Reproduce the items from the line with "- camera-preview-image: [0, 174, 546, 912]" up to and including the line with "- lock-icon: [170, 31, 188, 53]", unchanged and in the same order.

-- begin RECORDS --

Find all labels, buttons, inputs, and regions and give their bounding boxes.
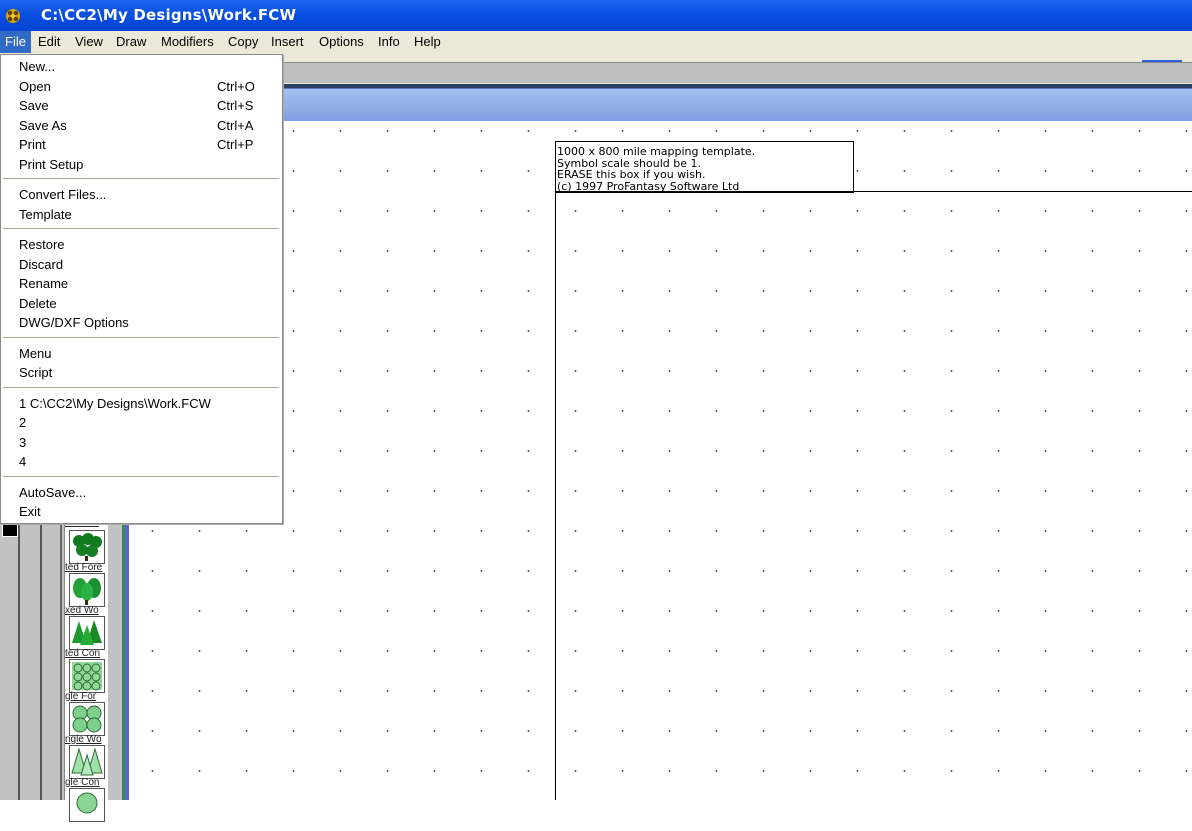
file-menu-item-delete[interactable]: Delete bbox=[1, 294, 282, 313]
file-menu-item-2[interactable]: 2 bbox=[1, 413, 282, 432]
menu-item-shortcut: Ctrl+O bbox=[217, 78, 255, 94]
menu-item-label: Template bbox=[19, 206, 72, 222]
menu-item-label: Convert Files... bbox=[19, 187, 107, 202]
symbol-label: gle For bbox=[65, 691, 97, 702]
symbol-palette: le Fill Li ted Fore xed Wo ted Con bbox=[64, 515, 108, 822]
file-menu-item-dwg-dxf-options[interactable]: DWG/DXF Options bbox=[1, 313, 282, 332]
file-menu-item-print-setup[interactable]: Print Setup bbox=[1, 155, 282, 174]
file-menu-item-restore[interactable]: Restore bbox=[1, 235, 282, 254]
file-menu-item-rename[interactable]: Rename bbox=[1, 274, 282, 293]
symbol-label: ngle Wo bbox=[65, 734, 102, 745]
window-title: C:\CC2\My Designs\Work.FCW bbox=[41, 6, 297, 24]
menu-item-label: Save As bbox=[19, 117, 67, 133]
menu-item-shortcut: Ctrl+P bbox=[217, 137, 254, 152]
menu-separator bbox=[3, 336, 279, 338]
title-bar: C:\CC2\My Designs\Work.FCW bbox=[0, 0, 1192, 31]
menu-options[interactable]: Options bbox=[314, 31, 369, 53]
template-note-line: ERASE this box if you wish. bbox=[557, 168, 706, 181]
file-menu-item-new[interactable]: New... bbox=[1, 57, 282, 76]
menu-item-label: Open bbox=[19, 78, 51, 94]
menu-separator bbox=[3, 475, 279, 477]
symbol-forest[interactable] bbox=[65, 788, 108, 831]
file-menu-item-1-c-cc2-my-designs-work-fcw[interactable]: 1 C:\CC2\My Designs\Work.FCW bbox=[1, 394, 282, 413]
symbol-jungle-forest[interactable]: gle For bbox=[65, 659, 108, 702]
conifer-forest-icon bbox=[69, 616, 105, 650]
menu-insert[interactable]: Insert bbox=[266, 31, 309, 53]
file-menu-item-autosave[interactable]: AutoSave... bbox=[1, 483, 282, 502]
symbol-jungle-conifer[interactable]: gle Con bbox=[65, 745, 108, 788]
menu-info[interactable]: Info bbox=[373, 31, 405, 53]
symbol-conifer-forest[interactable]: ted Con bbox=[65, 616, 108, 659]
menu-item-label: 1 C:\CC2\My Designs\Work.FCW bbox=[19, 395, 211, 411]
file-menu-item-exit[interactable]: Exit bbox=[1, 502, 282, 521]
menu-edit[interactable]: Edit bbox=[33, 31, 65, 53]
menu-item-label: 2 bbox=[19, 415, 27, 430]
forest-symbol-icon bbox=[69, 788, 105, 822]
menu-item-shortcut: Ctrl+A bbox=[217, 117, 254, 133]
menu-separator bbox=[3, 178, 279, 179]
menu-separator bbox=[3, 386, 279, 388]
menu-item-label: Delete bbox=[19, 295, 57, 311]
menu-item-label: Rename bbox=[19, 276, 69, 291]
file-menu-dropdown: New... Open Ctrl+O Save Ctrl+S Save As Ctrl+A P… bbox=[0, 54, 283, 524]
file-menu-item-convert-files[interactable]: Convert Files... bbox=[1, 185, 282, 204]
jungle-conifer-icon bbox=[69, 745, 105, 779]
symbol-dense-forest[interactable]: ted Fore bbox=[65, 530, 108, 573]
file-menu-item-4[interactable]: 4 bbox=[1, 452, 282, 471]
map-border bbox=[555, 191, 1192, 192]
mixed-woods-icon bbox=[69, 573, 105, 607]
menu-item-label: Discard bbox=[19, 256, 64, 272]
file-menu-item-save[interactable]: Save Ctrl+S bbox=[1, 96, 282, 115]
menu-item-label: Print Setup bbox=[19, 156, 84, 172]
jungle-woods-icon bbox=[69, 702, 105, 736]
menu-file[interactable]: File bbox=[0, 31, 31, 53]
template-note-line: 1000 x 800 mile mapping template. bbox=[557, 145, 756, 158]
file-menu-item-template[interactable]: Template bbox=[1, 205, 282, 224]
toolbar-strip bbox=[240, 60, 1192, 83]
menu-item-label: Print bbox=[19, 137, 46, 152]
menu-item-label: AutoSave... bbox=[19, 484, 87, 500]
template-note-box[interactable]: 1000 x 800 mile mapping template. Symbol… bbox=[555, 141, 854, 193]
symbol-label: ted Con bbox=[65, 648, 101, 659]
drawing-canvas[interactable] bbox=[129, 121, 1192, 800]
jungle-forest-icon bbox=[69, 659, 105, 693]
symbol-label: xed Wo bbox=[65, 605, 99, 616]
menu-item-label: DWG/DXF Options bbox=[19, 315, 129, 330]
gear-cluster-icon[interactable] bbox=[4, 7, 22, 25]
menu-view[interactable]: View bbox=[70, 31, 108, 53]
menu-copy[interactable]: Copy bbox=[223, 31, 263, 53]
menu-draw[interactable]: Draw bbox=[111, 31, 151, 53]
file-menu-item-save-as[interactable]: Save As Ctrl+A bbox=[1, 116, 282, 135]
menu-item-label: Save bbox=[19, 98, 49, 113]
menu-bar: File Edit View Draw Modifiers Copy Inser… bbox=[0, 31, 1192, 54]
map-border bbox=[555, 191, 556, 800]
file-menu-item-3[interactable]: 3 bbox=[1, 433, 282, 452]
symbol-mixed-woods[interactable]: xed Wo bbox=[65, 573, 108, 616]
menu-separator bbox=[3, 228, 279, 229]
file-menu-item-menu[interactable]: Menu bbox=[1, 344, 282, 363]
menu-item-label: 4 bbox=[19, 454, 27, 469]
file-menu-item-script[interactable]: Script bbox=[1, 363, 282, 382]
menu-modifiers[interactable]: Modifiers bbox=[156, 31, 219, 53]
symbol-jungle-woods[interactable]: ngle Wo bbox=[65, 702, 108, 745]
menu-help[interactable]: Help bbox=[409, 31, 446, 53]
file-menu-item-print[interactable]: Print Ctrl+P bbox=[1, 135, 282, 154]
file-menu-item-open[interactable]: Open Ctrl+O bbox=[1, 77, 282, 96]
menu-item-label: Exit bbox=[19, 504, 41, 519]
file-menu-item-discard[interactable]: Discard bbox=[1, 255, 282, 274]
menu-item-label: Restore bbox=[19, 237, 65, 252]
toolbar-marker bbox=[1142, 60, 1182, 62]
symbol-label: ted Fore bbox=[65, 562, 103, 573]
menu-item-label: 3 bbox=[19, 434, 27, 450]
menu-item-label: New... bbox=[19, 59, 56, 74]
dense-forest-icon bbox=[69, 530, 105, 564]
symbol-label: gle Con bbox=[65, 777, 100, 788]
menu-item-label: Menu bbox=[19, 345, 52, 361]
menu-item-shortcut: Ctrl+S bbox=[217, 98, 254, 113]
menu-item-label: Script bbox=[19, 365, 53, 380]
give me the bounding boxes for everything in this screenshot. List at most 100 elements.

-- end RECORDS --
-- begin RECORDS --

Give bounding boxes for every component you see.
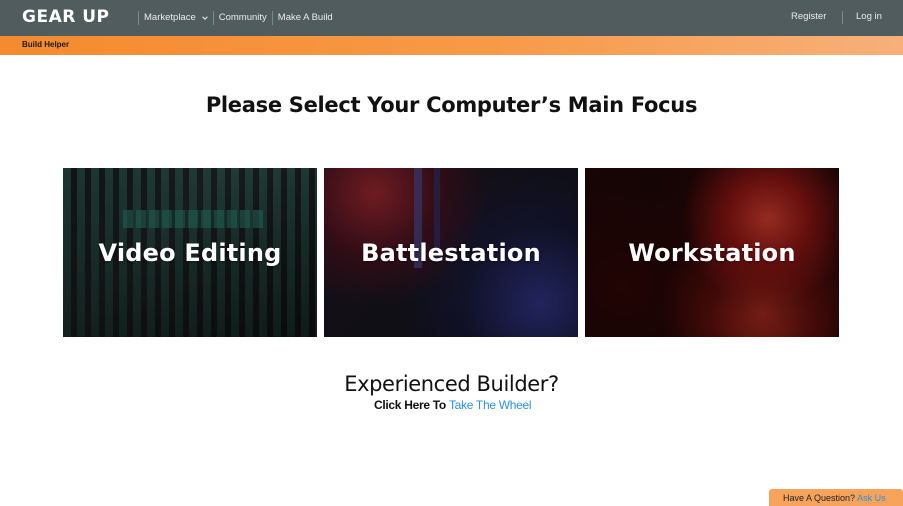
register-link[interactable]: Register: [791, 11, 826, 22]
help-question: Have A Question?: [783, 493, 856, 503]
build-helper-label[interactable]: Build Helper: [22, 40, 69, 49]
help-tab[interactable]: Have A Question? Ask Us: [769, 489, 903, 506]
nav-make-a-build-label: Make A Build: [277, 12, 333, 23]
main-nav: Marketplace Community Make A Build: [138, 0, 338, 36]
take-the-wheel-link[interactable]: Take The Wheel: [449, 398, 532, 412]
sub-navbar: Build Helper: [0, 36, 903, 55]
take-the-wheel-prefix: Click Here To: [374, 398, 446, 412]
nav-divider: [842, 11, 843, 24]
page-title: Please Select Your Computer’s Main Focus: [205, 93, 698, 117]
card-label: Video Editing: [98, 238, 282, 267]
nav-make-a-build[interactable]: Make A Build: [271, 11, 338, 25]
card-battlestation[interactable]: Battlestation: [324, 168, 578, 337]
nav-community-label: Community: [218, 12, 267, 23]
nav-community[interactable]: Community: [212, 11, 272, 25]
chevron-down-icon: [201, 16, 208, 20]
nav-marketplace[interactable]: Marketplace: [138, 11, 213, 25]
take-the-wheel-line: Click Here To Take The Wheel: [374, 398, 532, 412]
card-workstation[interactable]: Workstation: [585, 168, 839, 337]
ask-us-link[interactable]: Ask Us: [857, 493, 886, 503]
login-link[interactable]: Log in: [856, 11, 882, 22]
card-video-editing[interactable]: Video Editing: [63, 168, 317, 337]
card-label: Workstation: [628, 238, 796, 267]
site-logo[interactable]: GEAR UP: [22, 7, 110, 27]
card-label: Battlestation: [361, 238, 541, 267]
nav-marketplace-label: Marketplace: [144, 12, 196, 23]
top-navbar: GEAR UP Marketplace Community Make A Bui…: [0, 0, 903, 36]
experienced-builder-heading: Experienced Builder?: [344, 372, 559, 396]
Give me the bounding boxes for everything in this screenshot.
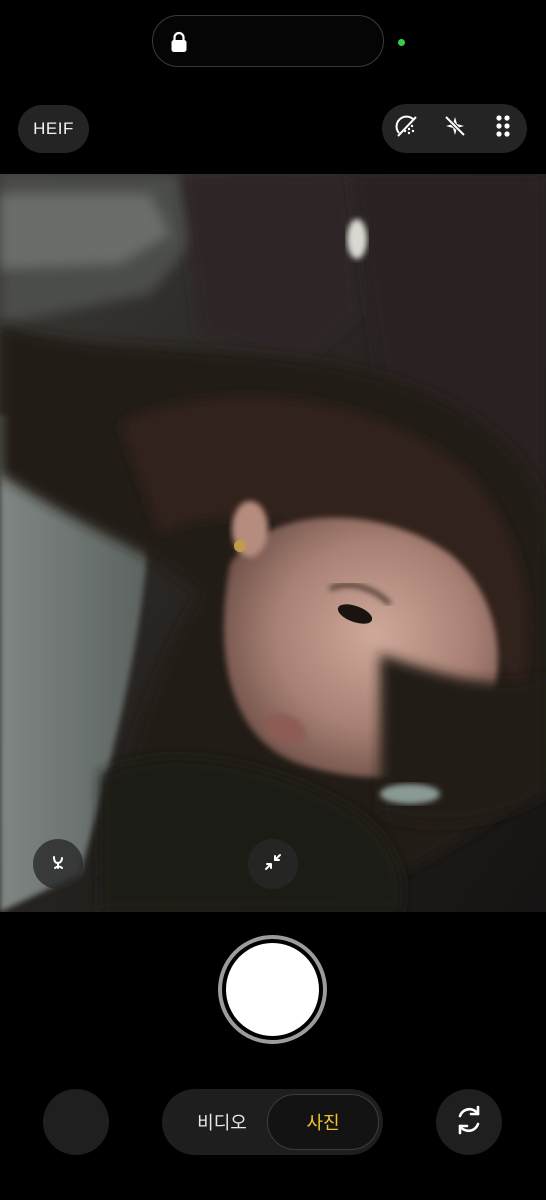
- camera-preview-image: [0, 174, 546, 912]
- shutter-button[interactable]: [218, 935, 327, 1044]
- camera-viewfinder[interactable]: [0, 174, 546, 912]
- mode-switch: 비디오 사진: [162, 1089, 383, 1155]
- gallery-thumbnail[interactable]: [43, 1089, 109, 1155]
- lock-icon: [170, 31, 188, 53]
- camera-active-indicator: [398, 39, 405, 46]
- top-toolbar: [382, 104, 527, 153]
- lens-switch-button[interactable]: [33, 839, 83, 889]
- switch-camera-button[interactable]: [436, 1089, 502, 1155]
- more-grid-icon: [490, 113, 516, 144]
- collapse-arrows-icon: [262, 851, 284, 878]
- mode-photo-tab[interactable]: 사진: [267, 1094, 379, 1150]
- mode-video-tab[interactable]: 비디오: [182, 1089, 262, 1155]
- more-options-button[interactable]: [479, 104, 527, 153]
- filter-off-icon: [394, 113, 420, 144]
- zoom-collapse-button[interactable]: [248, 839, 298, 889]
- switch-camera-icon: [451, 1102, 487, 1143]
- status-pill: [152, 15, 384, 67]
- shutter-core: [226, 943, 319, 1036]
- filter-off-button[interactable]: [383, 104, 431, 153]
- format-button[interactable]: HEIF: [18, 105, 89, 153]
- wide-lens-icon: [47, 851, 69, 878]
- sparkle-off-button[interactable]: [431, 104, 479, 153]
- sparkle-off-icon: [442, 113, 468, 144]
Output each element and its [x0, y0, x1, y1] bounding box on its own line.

-- end RECORDS --

SOLUTION TO THE PROBLEM »
- camera-preview-image: [0, 174, 546, 912]
- shutter-button[interactable]: [218, 935, 327, 1044]
- camera-viewfinder[interactable]: [0, 174, 546, 912]
- mode-switch: 비디오 사진: [162, 1089, 383, 1155]
- gallery-thumbnail[interactable]: [43, 1089, 109, 1155]
- lock-icon: [170, 31, 188, 53]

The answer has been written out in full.